DOCUMENT SECTION>
◇ ◇ ◇ ◇ ◇ ◇ ◇
# Another kind of family: My pets



## Myshonok (Jun 28, 2017)

I had hard times with depression and self harming in the past.. And i always get help from my pets that because u didnt want to speak to anyone other than them.. So i got more pets over the years. They did great job helping me. And they are only reason for that im still here today.. So i wanted to share them with you guys.

This is Yoda, my 5years old big boy. He s a rescued Angora mix and i have him since he's 2months old. He is the best birthday present ever.. 








He has a terrible allergy that burns the skin on his pawpads and mouth, lips and tongue.. He comes when called and understands some commands such as "down", "move", "where is the...?" Or "find it for me" and "whats wrong? .

This one is Whisky. He is 2years old Persian mix who is also a rescued. He is raised by my other boy, Yoda. 








He is friendly towards me and my mother but he's terrified of strangers. 
He has really lonc canines that makes him to look like a vampire but one of them is broken to half. He also has a broken tail. He is the fluffy one. He comes but only when you call him with a spesific funny voice.

And this is Zero. Again, a rescued one.. She's a 2 years old pitbull. And has a sensitive skin. 








She had a terrible past, some uni studens saved her from some drug addicts that trying to cut her head of with a broken beer bottle. She is terrified of being alone, also kinda scared of the Chickens. But loves every other type of animals. She is really protective of me.

This is Kuduz (means Rabid) She is few months old and a rescue she is. 








She has such a funny name because she clawed me. She was a stray, and i was petting her. But then she got scared of my dog and she hit me with her claws which caused a bleeding. She was so dirty and as a stray we feared she might have rabies. So we took her to Vet told us she has a very low possibility to have rabies but still we should keep her for few weeks just in case. We kept at carantine for weeks and in the end we decided she is too cute to let go..

And finally i have Mantı (means turkish dumpling). From what i learn its a Rooster. 9 months old brahma. 








I say its a chicken but he s more like a lapdog. Follows me around, comes when called, loves to cuddle. If im not holding him on my lap or petting him, he will lay on my feet instead. He raised by a dog and two cats, so he thinks he is one of them.. He got this name because when i got him he was so small and it was almost winter. He was so cold that he was shaking. So i had to put him in a wool fabric and it looked like a little squeaky dumpling in that piece of cloth..

I also have fish tanks and a jungle looking plant room at my house.

That's all, have a nice day! And dont forget to leave a comment!


----------



## nannypattyrn (Aug 23, 2015)

That's a neat story! Animals are so much a part of us.


----------



## robin416 (Sep 8, 2013)

And it proves that what animals provide to us is universal. 

Whiskey reminds me of my black cat, Jake. He wants absolutely nothing to do with anyone but his dogs and two humans. (and his sister when he's not antagonizing her) He's the alarm cat when someone arrives in an unfamiliar vehicle.


----------



## Myshonok (Jun 28, 2017)

robin416 said:


> And it proves that what animals provide to us is universal.
> 
> Whiskey reminds me of my black cat, Jake. He wants absolutely nothing to do with anyone but his dogs and two humans. (and his sister when he's not antagonizing her) He's the alarm cat when someone arrives in an unfamiliar vehicle.
◇ ◇ ◇ ◇ ◇ ◇ ◇
LIST OF TASKS>
A - In the pets thread, how old is the Brahma rooster named Mantı?
B - Can you rewrite the paragraph of the pets thread that begins "I say its a chicken" as a short bulleted list that keeps its main facts?
Use only the pets thread to answer, not the data.
◇ ◇ ◇ ◇ ◇ ◇ ◇
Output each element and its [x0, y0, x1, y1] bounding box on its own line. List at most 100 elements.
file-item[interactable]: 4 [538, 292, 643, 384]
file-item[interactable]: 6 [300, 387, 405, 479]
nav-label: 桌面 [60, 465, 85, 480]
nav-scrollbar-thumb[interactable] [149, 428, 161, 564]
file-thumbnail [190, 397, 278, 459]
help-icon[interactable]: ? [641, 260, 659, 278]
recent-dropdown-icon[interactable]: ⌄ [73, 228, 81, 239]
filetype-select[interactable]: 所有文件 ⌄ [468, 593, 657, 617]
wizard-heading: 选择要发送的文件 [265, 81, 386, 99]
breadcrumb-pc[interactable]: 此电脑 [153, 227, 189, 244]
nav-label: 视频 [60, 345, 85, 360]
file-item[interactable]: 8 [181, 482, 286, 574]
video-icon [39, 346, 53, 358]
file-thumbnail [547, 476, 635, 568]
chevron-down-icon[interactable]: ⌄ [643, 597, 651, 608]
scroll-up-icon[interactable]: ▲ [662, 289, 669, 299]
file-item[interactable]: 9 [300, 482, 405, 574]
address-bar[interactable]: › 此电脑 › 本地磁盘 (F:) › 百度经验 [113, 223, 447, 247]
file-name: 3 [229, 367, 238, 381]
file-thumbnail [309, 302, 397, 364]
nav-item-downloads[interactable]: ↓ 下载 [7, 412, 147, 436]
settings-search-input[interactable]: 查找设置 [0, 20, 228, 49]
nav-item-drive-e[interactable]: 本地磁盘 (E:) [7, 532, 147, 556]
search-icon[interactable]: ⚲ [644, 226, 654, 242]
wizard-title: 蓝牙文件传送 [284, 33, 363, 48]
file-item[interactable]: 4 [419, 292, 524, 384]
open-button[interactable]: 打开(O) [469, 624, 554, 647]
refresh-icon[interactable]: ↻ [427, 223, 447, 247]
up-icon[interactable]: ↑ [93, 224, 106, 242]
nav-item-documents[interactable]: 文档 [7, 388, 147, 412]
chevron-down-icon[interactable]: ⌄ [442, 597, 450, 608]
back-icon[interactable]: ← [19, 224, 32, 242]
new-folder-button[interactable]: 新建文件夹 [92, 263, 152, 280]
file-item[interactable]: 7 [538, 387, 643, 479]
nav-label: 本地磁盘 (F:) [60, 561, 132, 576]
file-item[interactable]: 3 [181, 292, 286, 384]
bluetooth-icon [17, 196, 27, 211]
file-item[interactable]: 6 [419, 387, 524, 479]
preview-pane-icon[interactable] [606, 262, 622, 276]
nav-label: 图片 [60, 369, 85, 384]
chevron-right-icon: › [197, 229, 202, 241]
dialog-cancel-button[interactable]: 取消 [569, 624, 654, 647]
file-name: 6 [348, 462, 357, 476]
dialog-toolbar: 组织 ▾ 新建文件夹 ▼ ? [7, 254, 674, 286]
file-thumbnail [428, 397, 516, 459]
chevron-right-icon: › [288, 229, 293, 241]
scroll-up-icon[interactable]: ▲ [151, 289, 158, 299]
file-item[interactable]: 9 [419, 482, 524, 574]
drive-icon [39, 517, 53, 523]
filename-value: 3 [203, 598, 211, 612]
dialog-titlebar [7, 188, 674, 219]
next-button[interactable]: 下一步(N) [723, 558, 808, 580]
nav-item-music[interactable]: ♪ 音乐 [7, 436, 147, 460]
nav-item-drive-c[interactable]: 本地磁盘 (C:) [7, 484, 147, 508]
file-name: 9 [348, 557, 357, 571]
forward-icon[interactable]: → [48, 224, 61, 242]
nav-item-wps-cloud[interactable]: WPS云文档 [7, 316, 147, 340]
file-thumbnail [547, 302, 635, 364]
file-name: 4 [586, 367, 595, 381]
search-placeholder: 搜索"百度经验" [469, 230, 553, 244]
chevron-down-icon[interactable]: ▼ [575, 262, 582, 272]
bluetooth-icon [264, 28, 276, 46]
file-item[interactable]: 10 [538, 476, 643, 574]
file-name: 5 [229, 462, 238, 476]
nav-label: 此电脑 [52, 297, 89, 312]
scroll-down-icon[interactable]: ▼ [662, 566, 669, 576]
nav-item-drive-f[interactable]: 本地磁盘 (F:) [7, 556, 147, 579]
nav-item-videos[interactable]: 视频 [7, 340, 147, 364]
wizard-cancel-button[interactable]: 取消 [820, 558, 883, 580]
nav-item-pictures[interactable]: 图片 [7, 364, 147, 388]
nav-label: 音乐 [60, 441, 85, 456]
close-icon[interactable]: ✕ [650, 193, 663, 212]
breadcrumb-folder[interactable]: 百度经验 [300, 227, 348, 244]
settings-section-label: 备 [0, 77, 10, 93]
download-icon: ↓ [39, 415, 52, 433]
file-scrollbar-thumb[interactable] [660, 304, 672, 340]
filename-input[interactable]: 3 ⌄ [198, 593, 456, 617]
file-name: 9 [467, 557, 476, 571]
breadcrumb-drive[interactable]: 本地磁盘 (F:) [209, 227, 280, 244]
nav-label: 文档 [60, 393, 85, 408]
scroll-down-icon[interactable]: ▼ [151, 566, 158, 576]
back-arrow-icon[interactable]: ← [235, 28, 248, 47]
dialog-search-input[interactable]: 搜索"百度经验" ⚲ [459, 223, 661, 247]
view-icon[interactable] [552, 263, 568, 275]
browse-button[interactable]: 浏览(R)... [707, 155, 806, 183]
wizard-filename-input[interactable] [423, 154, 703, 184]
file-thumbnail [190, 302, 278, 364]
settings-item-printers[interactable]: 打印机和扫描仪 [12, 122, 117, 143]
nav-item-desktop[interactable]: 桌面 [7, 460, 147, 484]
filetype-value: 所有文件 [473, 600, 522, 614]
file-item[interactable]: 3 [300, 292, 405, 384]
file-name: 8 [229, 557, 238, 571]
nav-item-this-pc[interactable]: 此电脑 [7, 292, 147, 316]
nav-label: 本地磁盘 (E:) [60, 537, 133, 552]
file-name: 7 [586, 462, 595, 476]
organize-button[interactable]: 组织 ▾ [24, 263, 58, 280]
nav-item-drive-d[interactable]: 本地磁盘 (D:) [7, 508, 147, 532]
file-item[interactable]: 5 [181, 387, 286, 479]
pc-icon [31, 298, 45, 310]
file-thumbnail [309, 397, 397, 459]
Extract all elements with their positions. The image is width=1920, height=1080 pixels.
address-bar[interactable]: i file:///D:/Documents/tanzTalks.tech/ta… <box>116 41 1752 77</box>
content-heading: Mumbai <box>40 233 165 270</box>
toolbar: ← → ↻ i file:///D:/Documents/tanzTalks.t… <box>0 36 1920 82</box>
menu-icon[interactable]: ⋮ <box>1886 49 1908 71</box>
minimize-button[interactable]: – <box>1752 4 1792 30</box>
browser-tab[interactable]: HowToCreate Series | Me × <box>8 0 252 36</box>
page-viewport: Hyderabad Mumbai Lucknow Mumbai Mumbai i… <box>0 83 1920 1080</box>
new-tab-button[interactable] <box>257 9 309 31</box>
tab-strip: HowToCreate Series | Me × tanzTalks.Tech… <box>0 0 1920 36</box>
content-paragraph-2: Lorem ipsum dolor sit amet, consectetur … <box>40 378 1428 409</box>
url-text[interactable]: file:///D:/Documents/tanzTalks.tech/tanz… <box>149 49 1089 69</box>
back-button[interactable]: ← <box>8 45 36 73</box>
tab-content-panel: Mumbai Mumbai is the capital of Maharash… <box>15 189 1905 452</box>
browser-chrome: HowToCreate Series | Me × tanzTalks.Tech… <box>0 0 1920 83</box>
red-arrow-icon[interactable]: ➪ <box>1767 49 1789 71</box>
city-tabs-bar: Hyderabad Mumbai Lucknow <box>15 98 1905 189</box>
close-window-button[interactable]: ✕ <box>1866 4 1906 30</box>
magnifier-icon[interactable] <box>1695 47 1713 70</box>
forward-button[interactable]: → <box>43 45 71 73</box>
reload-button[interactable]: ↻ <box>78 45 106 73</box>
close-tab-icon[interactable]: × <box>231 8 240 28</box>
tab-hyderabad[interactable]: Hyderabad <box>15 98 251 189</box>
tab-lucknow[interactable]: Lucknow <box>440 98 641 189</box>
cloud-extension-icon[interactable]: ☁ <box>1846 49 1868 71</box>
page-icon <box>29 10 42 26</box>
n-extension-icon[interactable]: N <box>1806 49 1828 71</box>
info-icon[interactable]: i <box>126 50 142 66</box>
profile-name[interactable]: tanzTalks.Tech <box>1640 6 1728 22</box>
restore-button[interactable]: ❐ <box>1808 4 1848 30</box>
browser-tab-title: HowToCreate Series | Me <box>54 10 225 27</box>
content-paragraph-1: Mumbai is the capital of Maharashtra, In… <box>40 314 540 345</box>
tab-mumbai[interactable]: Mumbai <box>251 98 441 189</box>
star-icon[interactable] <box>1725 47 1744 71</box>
◇ ◇ ◇ ◇ ◇ ◇ ◇
CORRECT ANSWERS>
A - He is 9 months old.

B -
- Though a chicken, he acts like a lapdog: he follows me around, comes when called and loves to cuddle.
- When I'm not holding him on my lap or petting him, he lies on my feet.
- A dog and two cats raised him, so he thinks he is one of them.
- He got his name because he was tiny and shaking from cold when I got him near winter. Wrapped in wool fabric, he looked like a little squeaky dumpling.